Your task
Extract the entries in their exact form.

┌────────

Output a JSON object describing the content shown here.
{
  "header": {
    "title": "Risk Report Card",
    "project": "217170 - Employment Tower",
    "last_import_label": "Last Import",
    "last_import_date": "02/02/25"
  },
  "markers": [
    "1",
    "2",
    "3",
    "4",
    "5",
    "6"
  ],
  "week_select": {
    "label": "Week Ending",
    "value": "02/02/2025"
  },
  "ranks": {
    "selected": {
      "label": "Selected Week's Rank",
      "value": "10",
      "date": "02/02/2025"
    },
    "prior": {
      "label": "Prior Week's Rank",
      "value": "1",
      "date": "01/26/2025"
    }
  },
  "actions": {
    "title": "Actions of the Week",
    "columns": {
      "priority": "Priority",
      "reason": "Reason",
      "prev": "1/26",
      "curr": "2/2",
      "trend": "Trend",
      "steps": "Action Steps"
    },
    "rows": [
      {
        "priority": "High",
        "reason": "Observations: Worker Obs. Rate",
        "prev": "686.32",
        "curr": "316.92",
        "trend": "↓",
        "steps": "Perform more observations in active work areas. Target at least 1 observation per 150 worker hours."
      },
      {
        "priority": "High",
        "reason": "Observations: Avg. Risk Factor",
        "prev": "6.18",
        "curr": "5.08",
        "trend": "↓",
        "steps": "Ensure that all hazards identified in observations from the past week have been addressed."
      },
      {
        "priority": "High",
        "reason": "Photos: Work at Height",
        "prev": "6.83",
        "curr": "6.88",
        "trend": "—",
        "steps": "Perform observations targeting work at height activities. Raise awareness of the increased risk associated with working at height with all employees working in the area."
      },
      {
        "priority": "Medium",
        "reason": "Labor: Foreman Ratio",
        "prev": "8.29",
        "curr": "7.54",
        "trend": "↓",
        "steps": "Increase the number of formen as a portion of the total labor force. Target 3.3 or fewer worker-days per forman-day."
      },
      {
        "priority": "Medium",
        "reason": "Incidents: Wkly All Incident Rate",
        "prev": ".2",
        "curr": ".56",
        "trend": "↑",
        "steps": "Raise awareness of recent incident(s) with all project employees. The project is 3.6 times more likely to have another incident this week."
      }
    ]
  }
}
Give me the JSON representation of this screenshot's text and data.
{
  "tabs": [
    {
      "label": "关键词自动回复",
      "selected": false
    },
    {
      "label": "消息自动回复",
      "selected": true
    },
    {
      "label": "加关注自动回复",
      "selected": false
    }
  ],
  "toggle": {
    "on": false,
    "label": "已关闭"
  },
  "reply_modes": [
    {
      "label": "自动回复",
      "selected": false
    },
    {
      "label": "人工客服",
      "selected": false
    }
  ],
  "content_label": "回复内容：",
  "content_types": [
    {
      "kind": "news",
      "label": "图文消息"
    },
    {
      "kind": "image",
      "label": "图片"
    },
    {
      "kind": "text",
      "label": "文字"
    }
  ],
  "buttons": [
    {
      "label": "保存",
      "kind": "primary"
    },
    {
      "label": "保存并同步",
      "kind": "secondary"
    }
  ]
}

└────────

Task output
Output a JSON object describing the content shown here.
{
  "header": {
    "title": "Risk Report Card",
    "project": "217170 - Employment Tower",
    "last_import_label": "Last Import",
    "last_import_date": "02/02/25"
  },
  "markers": [
    "1",
    "2",
    "3",
    "4",
    "5",
    "6"
  ],
  "week_select": {
    "label": "Week Ending",
    "value": "02/02/2025"
  },
  "ranks": {
    "selected": {
      "label": "Selected Week's Rank",
      "value": "10",
      "date": "02/02/2025"
    },
    "prior": {
      "label": "Prior Week's Rank",
      "value": "1",
      "date": "01/26/2025"
    }
  },
  "actions": {
    "title": "Actions of the Week",
    "columns": {
      "priority": "Priority",
      "reason": "Reason",
      "prev": "1/26",
      "curr": "2/2",
      "trend": "Trend",
      "steps": "Action Steps"
    },
    "rows": [
      {
        "priority": "High",
        "reason": "Observations: Worker Obs. Rate",
        "prev": "686.32",
        "curr": "316.92",
        "trend": "↓",
        "steps": "Perform more observations in active work areas. Target at least 1 observation per 150 worker hours."
      },
      {
        "priority": "High",
        "reason": "Observations: Avg. Risk Factor",
        "prev": "6.18",
        "curr": "5.08",
        "trend": "↓",
        "steps": "Ensure that all hazards identified in observations from the past week have been addressed."
      },
      {
        "priority": "High",
        "reason": "Photos: Work at Height",
        "prev": "6.83",
        "curr": "6.88",
        "trend": "—",
        "steps": "Perform observations targeting work at height activities. Raise awareness of the increased risk associated with working at height with all employees working in the area."
      },
      {
        "priority": "Medium",
        "reason": "Labor: Foreman Ratio",
        "prev": "8.29",
        "curr": "7.54",
        "trend": "↓",
        "steps": "Increase the number of formen as a portion of the total labor force. Target 3.3 or fewer worker-days per forman-day."
      },
      {
        "priority": "Medium",
        "reason": "Incidents: Wkly All Incident Rate",
        "prev": ".2",
        "curr": ".56",
        "trend": "↑",
        "steps": "Raise awareness of recent incident(s) with all project employees. The project is 3.6 times more likely to have another incident this week."
      }
    ]
  }
}
Give me the JSON representation of this screenshot's text and data.
{
  "tabs": [
    {
      "label": "关键词自动回复",
      "selected": false
    },
    {
      "label": "消息自动回复",
      "selected": true
    },
    {
      "label": "加关注自动回复",
      "selected": false
    }
  ],
  "toggle": {
    "on": false,
    "label": "已关闭"
  },
  "reply_modes": [
    {
      "label": "自动回复",
      "selected": false
    },
    {
      "label": "人工客服",
      "selected": false
    }
  ],
  "content_label": "回复内容：",
  "content_types": [
    {
      "kind": "news",
      "label": "图文消息"
    },
    {
      "kind": "image",
      "label": "图片"
    },
    {
      "kind": "text",
      "label": "文字"
    }
  ],
  "buttons": [
    {
      "label": "保存",
      "kind": "primary"
    },
    {
      "label": "保存并同步",
      "kind": "secondary"
    }
  ]
}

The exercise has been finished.